— WRITTEN TASK —
Check every line of the material below for "color". Give the number of lines that have it, and only that.

— RECORDS FOR THIS TASK —
-------------------------

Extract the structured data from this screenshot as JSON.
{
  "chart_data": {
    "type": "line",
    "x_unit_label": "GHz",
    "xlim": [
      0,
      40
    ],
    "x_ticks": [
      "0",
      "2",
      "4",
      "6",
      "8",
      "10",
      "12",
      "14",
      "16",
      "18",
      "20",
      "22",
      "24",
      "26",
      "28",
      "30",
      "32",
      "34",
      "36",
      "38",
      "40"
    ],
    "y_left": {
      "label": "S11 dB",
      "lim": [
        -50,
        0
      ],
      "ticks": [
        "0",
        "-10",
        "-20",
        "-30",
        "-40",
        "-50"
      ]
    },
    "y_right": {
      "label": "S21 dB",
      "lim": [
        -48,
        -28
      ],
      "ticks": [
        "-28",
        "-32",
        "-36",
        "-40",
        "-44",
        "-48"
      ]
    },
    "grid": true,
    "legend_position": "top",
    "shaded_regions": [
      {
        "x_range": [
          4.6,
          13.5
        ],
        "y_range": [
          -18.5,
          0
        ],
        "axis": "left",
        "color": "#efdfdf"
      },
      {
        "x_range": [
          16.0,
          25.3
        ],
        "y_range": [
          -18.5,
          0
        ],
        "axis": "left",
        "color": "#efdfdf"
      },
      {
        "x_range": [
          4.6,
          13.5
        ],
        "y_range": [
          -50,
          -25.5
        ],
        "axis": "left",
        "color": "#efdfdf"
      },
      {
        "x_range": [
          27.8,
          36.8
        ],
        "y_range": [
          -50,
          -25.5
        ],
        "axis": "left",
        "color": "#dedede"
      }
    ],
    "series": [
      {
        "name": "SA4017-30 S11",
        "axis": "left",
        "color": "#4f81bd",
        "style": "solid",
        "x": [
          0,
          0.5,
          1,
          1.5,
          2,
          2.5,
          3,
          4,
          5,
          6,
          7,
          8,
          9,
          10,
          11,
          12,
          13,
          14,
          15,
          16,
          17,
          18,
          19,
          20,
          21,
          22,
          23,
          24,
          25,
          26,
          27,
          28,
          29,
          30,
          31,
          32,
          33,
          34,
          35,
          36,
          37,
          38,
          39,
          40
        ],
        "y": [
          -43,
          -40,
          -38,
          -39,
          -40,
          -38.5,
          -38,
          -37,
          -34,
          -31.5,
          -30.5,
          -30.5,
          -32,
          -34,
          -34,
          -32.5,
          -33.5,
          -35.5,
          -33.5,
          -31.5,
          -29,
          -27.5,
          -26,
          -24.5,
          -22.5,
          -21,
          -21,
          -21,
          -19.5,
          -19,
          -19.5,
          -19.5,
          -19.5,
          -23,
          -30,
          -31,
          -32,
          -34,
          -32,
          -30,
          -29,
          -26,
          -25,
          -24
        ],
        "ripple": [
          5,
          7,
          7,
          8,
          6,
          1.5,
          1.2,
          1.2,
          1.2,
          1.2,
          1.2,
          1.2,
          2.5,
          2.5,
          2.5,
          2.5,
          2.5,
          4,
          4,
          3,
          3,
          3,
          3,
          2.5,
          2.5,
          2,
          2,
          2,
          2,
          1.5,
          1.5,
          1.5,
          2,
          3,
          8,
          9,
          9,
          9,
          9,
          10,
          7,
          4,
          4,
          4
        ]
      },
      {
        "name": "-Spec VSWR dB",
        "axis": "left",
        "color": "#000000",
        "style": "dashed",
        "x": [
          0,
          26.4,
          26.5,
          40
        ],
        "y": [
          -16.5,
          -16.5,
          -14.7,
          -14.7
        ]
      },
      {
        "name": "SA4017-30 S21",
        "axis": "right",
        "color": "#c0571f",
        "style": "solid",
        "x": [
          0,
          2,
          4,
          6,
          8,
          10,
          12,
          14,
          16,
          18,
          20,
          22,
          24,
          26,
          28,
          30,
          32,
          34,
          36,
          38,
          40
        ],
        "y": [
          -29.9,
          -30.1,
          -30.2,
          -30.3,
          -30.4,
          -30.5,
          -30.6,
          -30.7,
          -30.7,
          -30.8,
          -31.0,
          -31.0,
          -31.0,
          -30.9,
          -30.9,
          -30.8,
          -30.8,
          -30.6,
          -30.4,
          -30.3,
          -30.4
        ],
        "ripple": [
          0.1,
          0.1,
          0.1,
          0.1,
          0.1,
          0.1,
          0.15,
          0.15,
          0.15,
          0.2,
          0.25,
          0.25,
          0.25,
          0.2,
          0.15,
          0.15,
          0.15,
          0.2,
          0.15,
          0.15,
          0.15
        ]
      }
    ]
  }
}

-------------------------

— RESULT BELOW —
7